_Aim of the task_:
Without the images, output each record below as it stands.

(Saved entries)
---+---

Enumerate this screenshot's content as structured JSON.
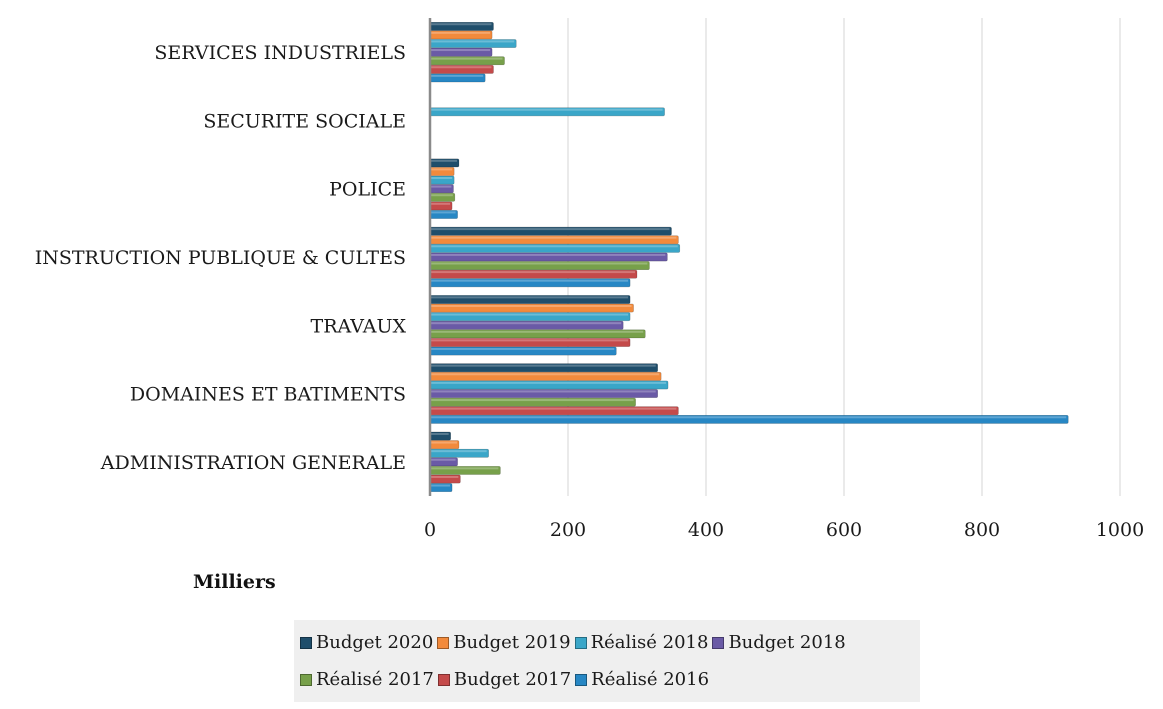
{
  "chart_data": {
    "type": "bar",
    "orientation": "horizontal",
    "categories": [
      "SERVICES INDUSTRIELS",
      "SECURITE SOCIALE",
      "POLICE",
      "INSTRUCTION PUBLIQUE & CULTES",
      "TRAVAUX",
      "DOMAINES ET BATIMENTS",
      "ADMINISTRATION GENERALE"
    ],
    "series": [
      {
        "name": "Budget 2020",
        "color": "#1f4e6b",
        "values": [
          92,
          0,
          42,
          350,
          290,
          330,
          30
        ]
      },
      {
        "name": "Budget 2019",
        "color": "#f28a3c",
        "values": [
          90,
          0,
          35,
          360,
          295,
          335,
          42
        ]
      },
      {
        "name": "Réalisé 2018",
        "color": "#3aa6c8",
        "values": [
          125,
          340,
          35,
          362,
          290,
          345,
          85
        ]
      },
      {
        "name": "Budget 2018",
        "color": "#6a5aa6",
        "values": [
          90,
          0,
          34,
          344,
          280,
          330,
          40
        ]
      },
      {
        "name": "Réalisé 2017",
        "color": "#77a04a",
        "values": [
          108,
          0,
          36,
          318,
          312,
          298,
          102
        ]
      },
      {
        "name": "Budget 2017",
        "color": "#c44a4a",
        "values": [
          92,
          0,
          32,
          300,
          290,
          360,
          44
        ]
      },
      {
        "name": "Réalisé 2016",
        "color": "#2787c4",
        "values": [
          80,
          0,
          40,
          290,
          270,
          925,
          32
        ]
      }
    ],
    "xlim": [
      0,
      1000
    ],
    "xticks": [
      "0",
      "200",
      "400",
      "600",
      "800",
      "1000"
    ],
    "unit_label": "Milliers",
    "grid": true,
    "legend_position": "bottom"
  }
}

---+---

_Written answer_:
Enumerate this screenshot's content as structured JSON.
{
  "chart_data": {
    "type": "bar",
    "orientation": "horizontal",
    "categories": [
      "SERVICES INDUSTRIELS",
      "SECURITE SOCIALE",
      "POLICE",
      "INSTRUCTION PUBLIQUE & CULTES",
      "TRAVAUX",
      "DOMAINES ET BATIMENTS",
      "ADMINISTRATION GENERALE"
    ],
    "series": [
      {
        "name": "Budget 2020",
        "color": "#1f4e6b",
        "values": [
          92,
          0,
          42,
          350,
          290,
          330,
          30
        ]
      },
      {
        "name": "Budget 2019",
        "color": "#f28a3c",
        "values": [
          90,
          0,
          35,
          360,
          295,
          335,
          42
        ]
      },
      {
        "name": "Réalisé 2018",
        "color": "#3aa6c8",
        "values": [
          125,
          340,
          35,
          362,
          290,
          345,
          85
        ]
      },
      {
        "name": "Budget 2018",
        "color": "#6a5aa6",
        "values": [
          90,
          0,
          34,
          344,
          280,
          330,
          40
        ]
      },
      {
        "name": "Réalisé 2017",
        "color": "#77a04a",
        "values": [
          108,
          0,
          36,
          318,
          312,
          298,
          102
        ]
      },
      {
        "name": "Budget 2017",
        "color": "#c44a4a",
        "values": [
          92,
          0,
          32,
          300,
          290,
          360,
          44
        ]
      },
      {
        "name": "Réalisé 2016",
        "color": "#2787c4",
        "values": [
          80,
          0,
          40,
          290,
          270,
          925,
          32
        ]
      }
    ],
    "xlim": [
      0,
      1000
    ],
    "xticks": [
      "0",
      "200",
      "400",
      "600",
      "800",
      "1000"
    ],
    "unit_label": "Milliers",
    "grid": true,
    "legend_position": "bottom"
  }
}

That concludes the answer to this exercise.